### [Working data]

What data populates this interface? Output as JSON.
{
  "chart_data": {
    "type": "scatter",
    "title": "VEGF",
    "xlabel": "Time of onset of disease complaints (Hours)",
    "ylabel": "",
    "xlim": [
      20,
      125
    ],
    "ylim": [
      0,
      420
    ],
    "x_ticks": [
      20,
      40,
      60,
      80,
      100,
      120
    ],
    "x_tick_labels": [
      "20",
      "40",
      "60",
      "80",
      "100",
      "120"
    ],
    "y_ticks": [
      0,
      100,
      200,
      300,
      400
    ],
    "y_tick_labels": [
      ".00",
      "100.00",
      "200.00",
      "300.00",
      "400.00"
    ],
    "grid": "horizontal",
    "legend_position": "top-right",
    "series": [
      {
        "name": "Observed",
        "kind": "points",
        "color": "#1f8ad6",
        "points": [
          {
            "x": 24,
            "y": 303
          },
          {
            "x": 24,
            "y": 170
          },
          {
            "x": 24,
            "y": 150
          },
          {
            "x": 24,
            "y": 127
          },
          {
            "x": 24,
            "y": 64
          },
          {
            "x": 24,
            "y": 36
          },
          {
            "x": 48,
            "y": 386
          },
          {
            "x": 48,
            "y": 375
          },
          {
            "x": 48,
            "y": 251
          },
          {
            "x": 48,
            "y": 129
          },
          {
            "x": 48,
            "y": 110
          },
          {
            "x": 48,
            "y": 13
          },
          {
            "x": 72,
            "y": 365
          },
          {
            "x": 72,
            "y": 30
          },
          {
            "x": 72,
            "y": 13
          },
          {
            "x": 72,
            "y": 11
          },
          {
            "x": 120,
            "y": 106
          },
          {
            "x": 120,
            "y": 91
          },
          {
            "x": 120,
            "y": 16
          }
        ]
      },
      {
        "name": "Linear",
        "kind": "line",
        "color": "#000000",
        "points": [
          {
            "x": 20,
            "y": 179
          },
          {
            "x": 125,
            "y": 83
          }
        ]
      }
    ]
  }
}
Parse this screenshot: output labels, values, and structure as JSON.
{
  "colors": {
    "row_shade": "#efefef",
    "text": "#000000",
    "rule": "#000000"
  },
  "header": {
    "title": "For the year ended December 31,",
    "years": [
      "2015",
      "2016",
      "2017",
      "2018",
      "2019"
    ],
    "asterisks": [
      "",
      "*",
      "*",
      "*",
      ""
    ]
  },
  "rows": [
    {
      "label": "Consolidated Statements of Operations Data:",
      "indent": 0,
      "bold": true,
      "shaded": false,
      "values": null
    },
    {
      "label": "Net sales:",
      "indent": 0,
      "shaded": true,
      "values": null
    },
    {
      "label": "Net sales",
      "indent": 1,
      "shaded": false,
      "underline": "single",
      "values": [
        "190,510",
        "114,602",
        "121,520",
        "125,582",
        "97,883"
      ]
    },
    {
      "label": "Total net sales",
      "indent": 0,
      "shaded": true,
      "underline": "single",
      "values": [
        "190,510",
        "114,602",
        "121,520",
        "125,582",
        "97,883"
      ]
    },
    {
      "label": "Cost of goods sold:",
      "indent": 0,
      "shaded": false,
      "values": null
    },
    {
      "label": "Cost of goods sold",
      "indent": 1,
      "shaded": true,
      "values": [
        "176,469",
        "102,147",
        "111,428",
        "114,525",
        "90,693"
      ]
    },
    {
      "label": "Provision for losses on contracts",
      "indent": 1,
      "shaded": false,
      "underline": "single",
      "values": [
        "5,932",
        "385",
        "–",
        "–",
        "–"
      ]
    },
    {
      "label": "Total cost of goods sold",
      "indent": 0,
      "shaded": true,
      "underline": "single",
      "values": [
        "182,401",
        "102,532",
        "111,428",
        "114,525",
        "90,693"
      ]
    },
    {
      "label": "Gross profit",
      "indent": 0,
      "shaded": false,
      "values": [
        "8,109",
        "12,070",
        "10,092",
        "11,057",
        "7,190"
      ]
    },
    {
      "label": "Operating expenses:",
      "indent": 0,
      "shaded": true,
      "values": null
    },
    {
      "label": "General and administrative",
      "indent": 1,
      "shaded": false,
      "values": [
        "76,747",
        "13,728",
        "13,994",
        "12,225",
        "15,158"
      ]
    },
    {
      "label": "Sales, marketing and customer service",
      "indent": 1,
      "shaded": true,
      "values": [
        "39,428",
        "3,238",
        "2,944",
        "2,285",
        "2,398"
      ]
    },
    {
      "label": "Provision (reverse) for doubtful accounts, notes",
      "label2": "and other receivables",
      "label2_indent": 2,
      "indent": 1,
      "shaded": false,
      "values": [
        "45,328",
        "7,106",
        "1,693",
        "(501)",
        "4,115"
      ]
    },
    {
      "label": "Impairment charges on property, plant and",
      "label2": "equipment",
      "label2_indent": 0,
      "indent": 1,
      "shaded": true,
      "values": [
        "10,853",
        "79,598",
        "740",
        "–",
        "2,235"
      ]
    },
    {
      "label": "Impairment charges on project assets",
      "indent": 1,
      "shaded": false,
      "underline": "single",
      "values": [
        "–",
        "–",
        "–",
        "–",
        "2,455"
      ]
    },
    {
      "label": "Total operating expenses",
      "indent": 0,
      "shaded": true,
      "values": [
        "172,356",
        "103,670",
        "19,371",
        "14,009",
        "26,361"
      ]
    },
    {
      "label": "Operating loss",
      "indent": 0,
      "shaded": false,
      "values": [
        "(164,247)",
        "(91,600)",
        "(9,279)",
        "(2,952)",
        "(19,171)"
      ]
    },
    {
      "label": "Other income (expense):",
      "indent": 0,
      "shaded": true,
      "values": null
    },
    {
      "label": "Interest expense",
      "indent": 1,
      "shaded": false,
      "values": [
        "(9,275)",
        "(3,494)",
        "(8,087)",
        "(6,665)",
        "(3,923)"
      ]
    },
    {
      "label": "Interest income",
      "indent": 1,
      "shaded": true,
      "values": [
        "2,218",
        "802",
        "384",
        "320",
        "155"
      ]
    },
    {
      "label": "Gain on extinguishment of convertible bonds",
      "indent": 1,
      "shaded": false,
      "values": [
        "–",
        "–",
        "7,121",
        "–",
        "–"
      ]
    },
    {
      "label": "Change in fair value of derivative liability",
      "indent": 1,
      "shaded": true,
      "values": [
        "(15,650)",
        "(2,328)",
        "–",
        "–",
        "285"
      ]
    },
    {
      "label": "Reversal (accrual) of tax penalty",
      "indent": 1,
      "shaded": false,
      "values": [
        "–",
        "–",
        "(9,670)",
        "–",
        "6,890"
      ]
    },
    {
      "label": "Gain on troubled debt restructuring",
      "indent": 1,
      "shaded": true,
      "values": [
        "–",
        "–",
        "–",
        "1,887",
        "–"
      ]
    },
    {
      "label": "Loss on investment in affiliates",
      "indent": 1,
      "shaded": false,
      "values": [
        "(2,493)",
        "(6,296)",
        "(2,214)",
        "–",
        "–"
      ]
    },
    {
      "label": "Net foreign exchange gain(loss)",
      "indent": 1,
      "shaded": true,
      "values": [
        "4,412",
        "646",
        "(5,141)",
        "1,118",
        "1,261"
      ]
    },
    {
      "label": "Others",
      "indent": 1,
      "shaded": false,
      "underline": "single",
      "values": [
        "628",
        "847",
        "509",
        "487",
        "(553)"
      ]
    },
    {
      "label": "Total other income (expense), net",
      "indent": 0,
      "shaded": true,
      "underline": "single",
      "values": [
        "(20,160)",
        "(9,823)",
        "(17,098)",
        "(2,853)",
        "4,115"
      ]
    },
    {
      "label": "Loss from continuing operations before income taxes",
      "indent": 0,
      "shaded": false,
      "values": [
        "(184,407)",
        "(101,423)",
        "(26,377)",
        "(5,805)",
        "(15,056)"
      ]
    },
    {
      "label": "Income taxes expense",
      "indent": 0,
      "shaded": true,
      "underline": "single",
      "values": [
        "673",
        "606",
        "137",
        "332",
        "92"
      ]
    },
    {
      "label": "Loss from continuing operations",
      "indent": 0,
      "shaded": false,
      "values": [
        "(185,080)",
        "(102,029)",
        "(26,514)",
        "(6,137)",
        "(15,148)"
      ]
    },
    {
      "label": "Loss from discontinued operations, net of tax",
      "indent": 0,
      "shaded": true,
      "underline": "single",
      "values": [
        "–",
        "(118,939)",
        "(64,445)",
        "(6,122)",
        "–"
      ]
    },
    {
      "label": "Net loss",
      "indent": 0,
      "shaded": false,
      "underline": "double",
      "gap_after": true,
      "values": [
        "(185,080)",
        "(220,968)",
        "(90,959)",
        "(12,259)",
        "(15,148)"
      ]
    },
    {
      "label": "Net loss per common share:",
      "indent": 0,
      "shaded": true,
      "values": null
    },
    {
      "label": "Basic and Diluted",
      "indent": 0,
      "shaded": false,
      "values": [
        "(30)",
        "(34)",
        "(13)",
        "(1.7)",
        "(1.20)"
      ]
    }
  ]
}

### [Stated goal]
Look through the data above. Find each line with the string "from" and copy it.

### [Task output]
      "label": "Loss from continuing operations before income taxes",
      "label": "Loss from continuing operations",
      "label": "Loss from discontinued operations, net of tax",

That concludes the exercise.